# Records to use start
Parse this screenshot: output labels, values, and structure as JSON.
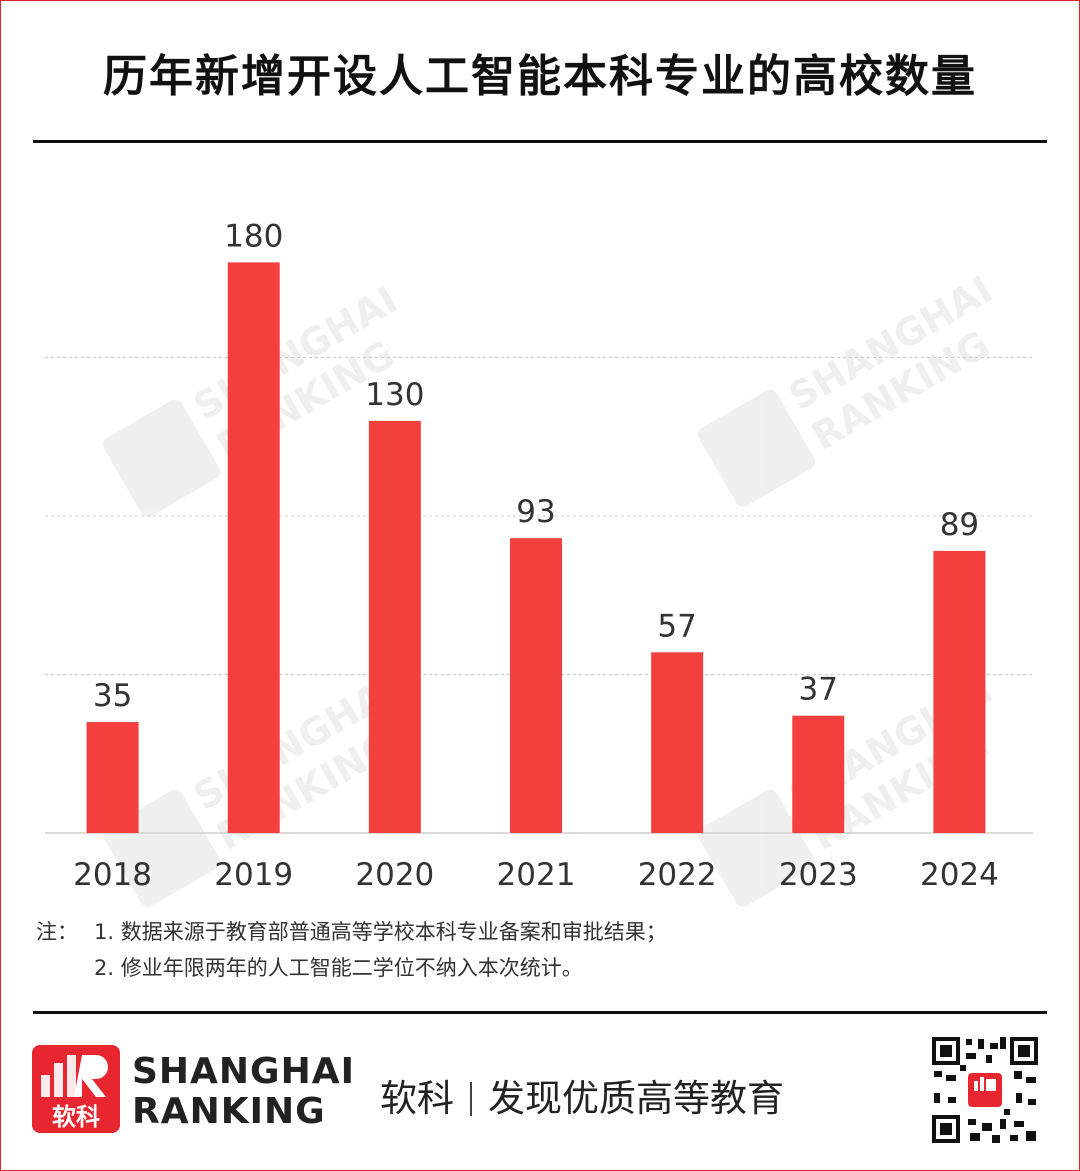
{
  "title": "历年新增开设人工智能本科专业的高校数量",
  "chart_data": {
    "type": "bar",
    "title": "历年新增开设人工智能本科专业的高校数量",
    "categories": [
      "2018",
      "2019",
      "2020",
      "2021",
      "2022",
      "2023",
      "2024"
    ],
    "values": [
      35,
      180,
      130,
      93,
      57,
      37,
      89
    ],
    "ylim": [
      0,
      200
    ],
    "grid": true,
    "xlabel": "",
    "ylabel": "",
    "bar_color": "#f43f3f"
  },
  "notes": {
    "prefix": "注：",
    "items": [
      "1. 数据来源于教育部普通高等学校本科专业备案和审批结果；",
      "2. 修业年限两年的人工智能二学位不纳入本次统计。"
    ]
  },
  "footer": {
    "logo_cn": "软科",
    "brand_line1": "SHANGHAI",
    "brand_line2": "RANKING",
    "slogan_left": "软科",
    "slogan_right": "发现优质高等教育"
  },
  "watermark": {
    "line1": "SHANGHAI",
    "line2": "RANKING"
  },
  "colors": {
    "accent": "#e8262f",
    "bar": "#f43f3f",
    "grid": "#cfcfcf"
  }
}
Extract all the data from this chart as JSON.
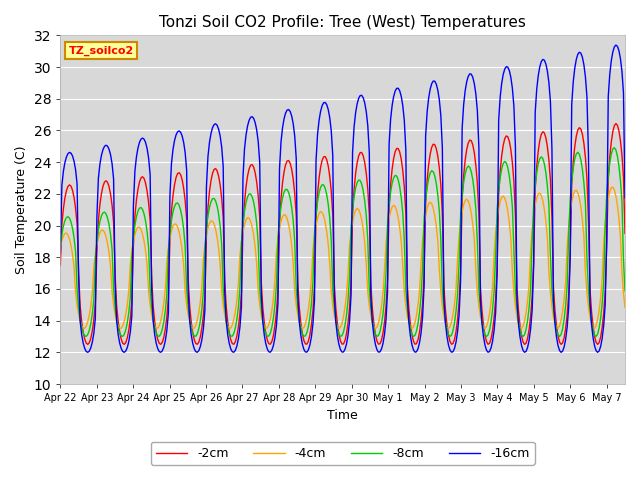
{
  "title": "Tonzi Soil CO2 Profile: Tree (West) Temperatures",
  "xlabel": "Time",
  "ylabel": "Soil Temperature (C)",
  "ylim": [
    10,
    32
  ],
  "series_labels": [
    "-2cm",
    "-4cm",
    "-8cm",
    "-16cm"
  ],
  "series_colors": [
    "#ff0000",
    "#ffa500",
    "#00cc00",
    "#0000ff"
  ],
  "legend_title": "TZ_soilco2",
  "xtick_labels": [
    "Apr 22",
    "Apr 23",
    "Apr 24",
    "Apr 25",
    "Apr 26",
    "Apr 27",
    "Apr 28",
    "Apr 29",
    "Apr 30",
    "May 1",
    "May 2",
    "May 3",
    "May 4",
    "May 5",
    "May 6",
    "May 7"
  ],
  "bg_color": "#d8d8d8",
  "plot_bg_color": "#d8d8d8"
}
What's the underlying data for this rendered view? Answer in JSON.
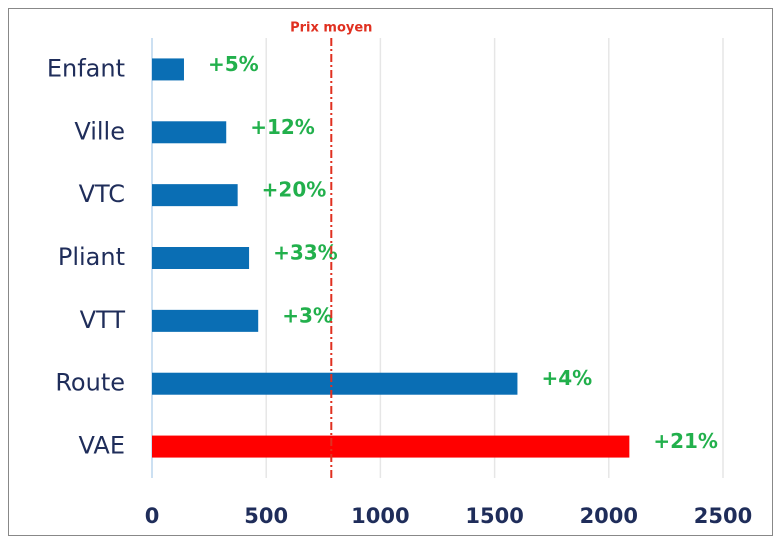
{
  "chart_data": {
    "type": "hbar",
    "categories": [
      "Enfant",
      "Ville",
      "VTC",
      "Pliant",
      "VTT",
      "Route",
      "VAE"
    ],
    "values": [
      140,
      325,
      375,
      425,
      465,
      1600,
      2090
    ],
    "colors": [
      "#0a6eb4",
      "#0a6eb4",
      "#0a6eb4",
      "#0a6eb4",
      "#0a6eb4",
      "#0a6eb4",
      "#ff0000"
    ],
    "annotations": [
      "+5%",
      "+12%",
      "+20%",
      "+33%",
      "+3%",
      "+4%",
      "+21%"
    ],
    "reference_line": {
      "value": 785,
      "label": "Prix moyen",
      "color": "#e03020"
    },
    "xlim": [
      0,
      2500
    ],
    "xticks": [
      0,
      500,
      1000,
      1500,
      2000,
      2500
    ],
    "grid": true
  }
}
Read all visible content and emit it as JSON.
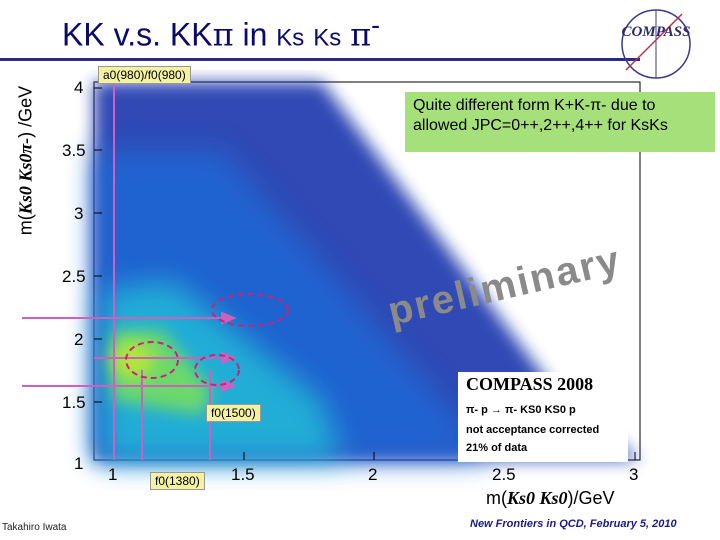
{
  "title": {
    "kk": "KK",
    "vs": "v.s.",
    "kkpi": "KK",
    "pi1": "π",
    "in": "in",
    "ks1": "Ks",
    "ks2": "Ks",
    "pi2": "π",
    "minus": "-"
  },
  "logo": {
    "text": "COMPASS"
  },
  "y_axis": {
    "label_prefix": "m(",
    "label_math": "Ks0 Ks0π-",
    "label_suffix": ") /GeV",
    "ticks": [
      "4",
      "3.5",
      "3",
      "2.5",
      "2",
      "1.5",
      "1"
    ]
  },
  "x_axis": {
    "label_prefix": "m(",
    "label_math": "Ks0 Ks0",
    "label_suffix": ")/GeV",
    "ticks": [
      "1",
      "1.5",
      "2",
      "2.5",
      "3"
    ]
  },
  "annotations": {
    "a0f0": "a0(980)/f0(980)",
    "f01500": "f0(1500)",
    "f01380": "f0(1380)"
  },
  "note": {
    "line1": "Quite different form K+K-π- due to",
    "line2": "allowed JPC=0++,2++,4++ for KsKs"
  },
  "watermark": "preliminary",
  "legend": {
    "title": "COMPASS 2008",
    "line1": "π- p → π- KS0 KS0 p",
    "line2": "not acceptance corrected",
    "line3": "21% of data"
  },
  "footer": {
    "author": "Takahiro Iwata",
    "event": "New Frontiers in QCD, February 5, 2010"
  },
  "colors": {
    "title": "#0a0a6a",
    "note_bg": "#a6e07a",
    "marker_lines": "#d060c0",
    "ellipses": "#cc2277"
  }
}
# Records to use end
Restate the listing above word for word, and skip the pictures.

Parse this screenshot: output labels, values, and structure as JSON.
{
  "title": "历年新增开设人工智能本科专业的高校数量",
  "chart_data": {
    "type": "bar",
    "title": "历年新增开设人工智能本科专业的高校数量",
    "categories": [
      "2018",
      "2019",
      "2020",
      "2021",
      "2022",
      "2023",
      "2024"
    ],
    "values": [
      35,
      180,
      130,
      93,
      57,
      37,
      89
    ],
    "ylim": [
      0,
      200
    ],
    "grid": true,
    "xlabel": "",
    "ylabel": "",
    "bar_color": "#f43f3f"
  },
  "notes": {
    "prefix": "注：",
    "items": [
      "1. 数据来源于教育部普通高等学校本科专业备案和审批结果；",
      "2. 修业年限两年的人工智能二学位不纳入本次统计。"
    ]
  },
  "footer": {
    "logo_cn": "软科",
    "brand_line1": "SHANGHAI",
    "brand_line2": "RANKING",
    "slogan_left": "软科",
    "slogan_right": "发现优质高等教育"
  },
  "watermark": {
    "line1": "SHANGHAI",
    "line2": "RANKING"
  },
  "colors": {
    "accent": "#e8262f",
    "bar": "#f43f3f",
    "grid": "#cfcfcf"
  }
}
Extract all the data from this chart as JSON.
{
  "title": "Tonzi Soil CO2 Profile: Tree (West) Temperatures",
  "xlabel": "Time",
  "ylabel": "Soil Temperature (C)",
  "ylim": [
    10,
    32
  ],
  "series_labels": [
    "-2cm",
    "-4cm",
    "-8cm",
    "-16cm"
  ],
  "series_colors": [
    "#ff0000",
    "#ffa500",
    "#00cc00",
    "#0000ff"
  ],
  "legend_title": "TZ_soilco2",
  "xtick_labels": [
    "Apr 22",
    "Apr 23",
    "Apr 24",
    "Apr 25",
    "Apr 26",
    "Apr 27",
    "Apr 28",
    "Apr 29",
    "Apr 30",
    "May 1",
    "May 2",
    "May 3",
    "May 4",
    "May 5",
    "May 6",
    "May 7"
  ],
  "bg_color": "#d8d8d8",
  "plot_bg_color": "#d8d8d8"
}
What's the underlying data for this rendered view? Answer in JSON.
{
  "chart_data": {
    "type": "hbar",
    "categories": [
      "Enfant",
      "Ville",
      "VTC",
      "Pliant",
      "VTT",
      "Route",
      "VAE"
    ],
    "values": [
      140,
      325,
      375,
      425,
      465,
      1600,
      2090
    ],
    "colors": [
      "#0a6eb4",
      "#0a6eb4",
      "#0a6eb4",
      "#0a6eb4",
      "#0a6eb4",
      "#0a6eb4",
      "#ff0000"
    ],
    "annotations": [
      "+5%",
      "+12%",
      "+20%",
      "+33%",
      "+3%",
      "+4%",
      "+21%"
    ],
    "reference_line": {
      "value": 785,
      "label": "Prix moyen",
      "color": "#e03020"
    },
    "xlim": [
      0,
      2500
    ],
    "xticks": [
      0,
      500,
      1000,
      1500,
      2000,
      2500
    ],
    "grid": true
  }
}
Read all visible content and emit it as JSON.
{
  "title": {
    "kk": "KK",
    "vs": "v.s.",
    "kkpi": "KK",
    "pi1": "π",
    "in": "in",
    "ks1": "Ks",
    "ks2": "Ks",
    "pi2": "π",
    "minus": "-"
  },
  "logo": {
    "text": "COMPASS"
  },
  "y_axis": {
    "label_prefix": "m(",
    "label_math": "Ks0 Ks0π-",
    "label_suffix": ") /GeV",
    "ticks": [
      "4",
      "3.5",
      "3",
      "2.5",
      "2",
      "1.5",
      "1"
    ]
  },
  "x_axis": {
    "label_prefix": "m(",
    "label_math": "Ks0 Ks0",
    "label_suffix": ")/GeV",
    "ticks": [
      "1",
      "1.5",
      "2",
      "2.5",
      "3"
    ]
  },
  "annotations": {
    "a0f0": "a0(980)/f0(980)",
    "f01500": "f0(1500)",
    "f01380": "f0(1380)"
  },
  "note": {
    "line1": "Quite different form K+K-π- due to",
    "line2": "allowed JPC=0++,2++,4++ for KsKs"
  },
  "watermark": "preliminary",
  "legend": {
    "title": "COMPASS 2008",
    "line1": "π- p → π- KS0 KS0 p",
    "line2": "not acceptance corrected",
    "line3": "21% of data"
  },
  "footer": {
    "author": "Takahiro Iwata",
    "event": "New Frontiers in QCD, February 5, 2010"
  },
  "colors": {
    "title": "#0a0a6a",
    "note_bg": "#a6e07a",
    "marker_lines": "#d060c0",
    "ellipses": "#cc2277"
  }
}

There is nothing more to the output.